**GOAL**
Write each record again exactly as it stands.

══════

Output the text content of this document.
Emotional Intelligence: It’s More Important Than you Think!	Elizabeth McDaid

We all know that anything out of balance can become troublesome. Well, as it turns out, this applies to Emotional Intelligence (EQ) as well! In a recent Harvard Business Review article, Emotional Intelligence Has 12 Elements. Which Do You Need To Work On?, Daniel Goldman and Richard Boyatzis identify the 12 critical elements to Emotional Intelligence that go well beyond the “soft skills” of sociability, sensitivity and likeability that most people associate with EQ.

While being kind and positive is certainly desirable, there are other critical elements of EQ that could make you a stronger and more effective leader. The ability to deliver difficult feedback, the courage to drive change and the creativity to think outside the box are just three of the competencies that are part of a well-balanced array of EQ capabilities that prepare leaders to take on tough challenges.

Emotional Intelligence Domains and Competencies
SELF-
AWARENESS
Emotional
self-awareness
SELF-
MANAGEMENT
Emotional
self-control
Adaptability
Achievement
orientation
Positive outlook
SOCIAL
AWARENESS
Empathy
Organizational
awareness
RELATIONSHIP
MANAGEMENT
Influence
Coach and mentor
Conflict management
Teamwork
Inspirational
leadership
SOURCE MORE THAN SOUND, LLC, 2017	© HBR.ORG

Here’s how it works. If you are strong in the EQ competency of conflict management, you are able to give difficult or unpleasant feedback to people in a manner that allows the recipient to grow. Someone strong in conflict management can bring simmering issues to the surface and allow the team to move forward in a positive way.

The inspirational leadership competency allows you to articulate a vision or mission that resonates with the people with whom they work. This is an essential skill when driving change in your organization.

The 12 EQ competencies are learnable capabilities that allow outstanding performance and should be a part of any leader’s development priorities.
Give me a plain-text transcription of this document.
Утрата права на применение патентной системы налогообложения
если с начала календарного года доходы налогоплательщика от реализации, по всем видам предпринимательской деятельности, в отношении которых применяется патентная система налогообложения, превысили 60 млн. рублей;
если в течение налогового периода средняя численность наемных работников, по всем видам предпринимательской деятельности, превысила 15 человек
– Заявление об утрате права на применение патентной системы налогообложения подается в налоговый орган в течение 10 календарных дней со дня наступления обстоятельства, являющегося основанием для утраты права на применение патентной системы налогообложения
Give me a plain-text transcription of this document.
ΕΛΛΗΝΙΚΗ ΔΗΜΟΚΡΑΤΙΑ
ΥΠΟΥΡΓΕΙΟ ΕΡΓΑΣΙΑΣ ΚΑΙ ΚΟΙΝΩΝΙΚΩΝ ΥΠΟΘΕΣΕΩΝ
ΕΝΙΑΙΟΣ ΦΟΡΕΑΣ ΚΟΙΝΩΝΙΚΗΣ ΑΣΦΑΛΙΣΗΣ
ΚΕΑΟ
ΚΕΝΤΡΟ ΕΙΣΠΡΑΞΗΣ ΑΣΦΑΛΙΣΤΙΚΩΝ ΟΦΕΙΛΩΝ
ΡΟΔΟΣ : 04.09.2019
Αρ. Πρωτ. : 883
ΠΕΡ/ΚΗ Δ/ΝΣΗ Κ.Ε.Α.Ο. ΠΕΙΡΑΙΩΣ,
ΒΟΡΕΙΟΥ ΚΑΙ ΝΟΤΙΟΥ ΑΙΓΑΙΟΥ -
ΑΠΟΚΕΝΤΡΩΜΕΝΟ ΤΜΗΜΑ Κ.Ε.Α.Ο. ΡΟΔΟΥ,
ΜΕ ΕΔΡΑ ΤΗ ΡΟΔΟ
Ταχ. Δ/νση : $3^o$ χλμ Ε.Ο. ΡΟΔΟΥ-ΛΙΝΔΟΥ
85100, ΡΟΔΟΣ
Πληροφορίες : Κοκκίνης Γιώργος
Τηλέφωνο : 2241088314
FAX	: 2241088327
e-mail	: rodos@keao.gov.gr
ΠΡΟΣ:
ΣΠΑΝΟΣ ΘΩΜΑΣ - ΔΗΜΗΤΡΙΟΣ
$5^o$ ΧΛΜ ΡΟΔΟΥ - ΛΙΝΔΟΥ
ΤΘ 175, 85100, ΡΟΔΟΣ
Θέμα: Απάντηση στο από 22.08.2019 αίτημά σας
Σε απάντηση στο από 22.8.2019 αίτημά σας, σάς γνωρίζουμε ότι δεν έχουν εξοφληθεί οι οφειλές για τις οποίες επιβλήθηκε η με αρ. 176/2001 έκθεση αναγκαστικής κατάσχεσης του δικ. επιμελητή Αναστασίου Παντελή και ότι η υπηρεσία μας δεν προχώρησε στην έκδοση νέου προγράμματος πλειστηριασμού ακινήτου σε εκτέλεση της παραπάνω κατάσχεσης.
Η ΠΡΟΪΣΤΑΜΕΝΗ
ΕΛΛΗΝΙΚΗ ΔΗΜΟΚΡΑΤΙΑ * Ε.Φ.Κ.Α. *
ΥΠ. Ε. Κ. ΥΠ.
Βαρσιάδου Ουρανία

══════

**EXERCISE RESULT**
Output the text content of this document.
Emotional Intelligence: It’s More Important Than you Think!	Elizabeth McDaid

We all know that anything out of balance can become troublesome. Well, as it turns out, this applies to Emotional Intelligence (EQ) as well! In a recent Harvard Business Review article, Emotional Intelligence Has 12 Elements. Which Do You Need To Work On?, Daniel Goldman and Richard Boyatzis identify the 12 critical elements to Emotional Intelligence that go well beyond the “soft skills” of sociability, sensitivity and likeability that most people associate with EQ.

While being kind and positive is certainly desirable, there are other critical elements of EQ that could make you a stronger and more effective leader. The ability to deliver difficult feedback, the courage to drive change and the creativity to think outside the box are just three of the competencies that are part of a well-balanced array of EQ capabilities that prepare leaders to take on tough challenges.

Emotional Intelligence Domains and Competencies
SELF-
AWARENESS
Emotional
self-awareness
SELF-
MANAGEMENT
Emotional
self-control
Adaptability
Achievement
orientation
Positive outlook
SOCIAL
AWARENESS
Empathy
Organizational
awareness
RELATIONSHIP
MANAGEMENT
Influence
Coach and mentor
Conflict management
Teamwork
Inspirational
leadership
SOURCE MORE THAN SOUND, LLC, 2017	© HBR.ORG

Here’s how it works. If you are strong in the EQ competency of conflict management, you are able to give difficult or unpleasant feedback to people in a manner that allows the recipient to grow. Someone strong in conflict management can bring simmering issues to the surface and allow the team to move forward in a positive way.

The inspirational leadership competency allows you to articulate a vision or mission that resonates with the people with whom they work. This is an essential skill when driving change in your organization.

The 12 EQ competencies are learnable capabilities that allow outstanding performance and should be a part of any leader’s development priorities.
Give me a plain-text transcription of this document.
Утрата права на применение патентной системы налогообложения
если с начала календарного года доходы налогоплательщика от реализации, по всем видам предпринимательской деятельности, в отношении которых применяется патентная система налогообложения, превысили 60 млн. рублей;
если в течение налогового периода средняя численность наемных работников, по всем видам предпринимательской деятельности, превысила 15 человек
– Заявление об утрате права на применение патентной системы налогообложения подается в налоговый орган в течение 10 календарных дней со дня наступления обстоятельства, являющегося основанием для утраты права на применение патентной системы налогообложения
Give me a plain-text transcription of this document.
ΕΛΛΗΝΙΚΗ ΔΗΜΟΚΡΑΤΙΑ
ΥΠΟΥΡΓΕΙΟ ΕΡΓΑΣΙΑΣ ΚΑΙ ΚΟΙΝΩΝΙΚΩΝ ΥΠΟΘΕΣΕΩΝ
ΕΝΙΑΙΟΣ ΦΟΡΕΑΣ ΚΟΙΝΩΝΙΚΗΣ ΑΣΦΑΛΙΣΗΣ
ΚΕΑΟ
ΚΕΝΤΡΟ ΕΙΣΠΡΑΞΗΣ ΑΣΦΑΛΙΣΤΙΚΩΝ ΟΦΕΙΛΩΝ
ΡΟΔΟΣ : 04.09.2019
Αρ. Πρωτ. : 883
ΠΕΡ/ΚΗ Δ/ΝΣΗ Κ.Ε.Α.Ο. ΠΕΙΡΑΙΩΣ,
ΒΟΡΕΙΟΥ ΚΑΙ ΝΟΤΙΟΥ ΑΙΓΑΙΟΥ -
ΑΠΟΚΕΝΤΡΩΜΕΝΟ ΤΜΗΜΑ Κ.Ε.Α.Ο. ΡΟΔΟΥ,
ΜΕ ΕΔΡΑ ΤΗ ΡΟΔΟ
Ταχ. Δ/νση : $3^o$ χλμ Ε.Ο. ΡΟΔΟΥ-ΛΙΝΔΟΥ
85100, ΡΟΔΟΣ
Πληροφορίες : Κοκκίνης Γιώργος
Τηλέφωνο : 2241088314
FAX	: 2241088327
e-mail	: rodos@keao.gov.gr
ΠΡΟΣ:
ΣΠΑΝΟΣ ΘΩΜΑΣ - ΔΗΜΗΤΡΙΟΣ
$5^o$ ΧΛΜ ΡΟΔΟΥ - ΛΙΝΔΟΥ
ΤΘ 175, 85100, ΡΟΔΟΣ
Θέμα: Απάντηση στο από 22.08.2019 αίτημά σας
Σε απάντηση στο από 22.8.2019 αίτημά σας, σάς γνωρίζουμε ότι δεν έχουν εξοφληθεί οι οφειλές για τις οποίες επιβλήθηκε η με αρ. 176/2001 έκθεση αναγκαστικής κατάσχεσης του δικ. επιμελητή Αναστασίου Παντελή και ότι η υπηρεσία μας δεν προχώρησε στην έκδοση νέου προγράμματος πλειστηριασμού ακινήτου σε εκτέλεση της παραπάνω κατάσχεσης.
Η ΠΡΟΪΣΤΑΜΕΝΗ
ΕΛΛΗΝΙΚΗ ΔΗΜΟΚΡΑΤΙΑ * Ε.Φ.Κ.Α. *
ΥΠ. Ε. Κ. ΥΠ.
Βαρσιάδου Ουρανία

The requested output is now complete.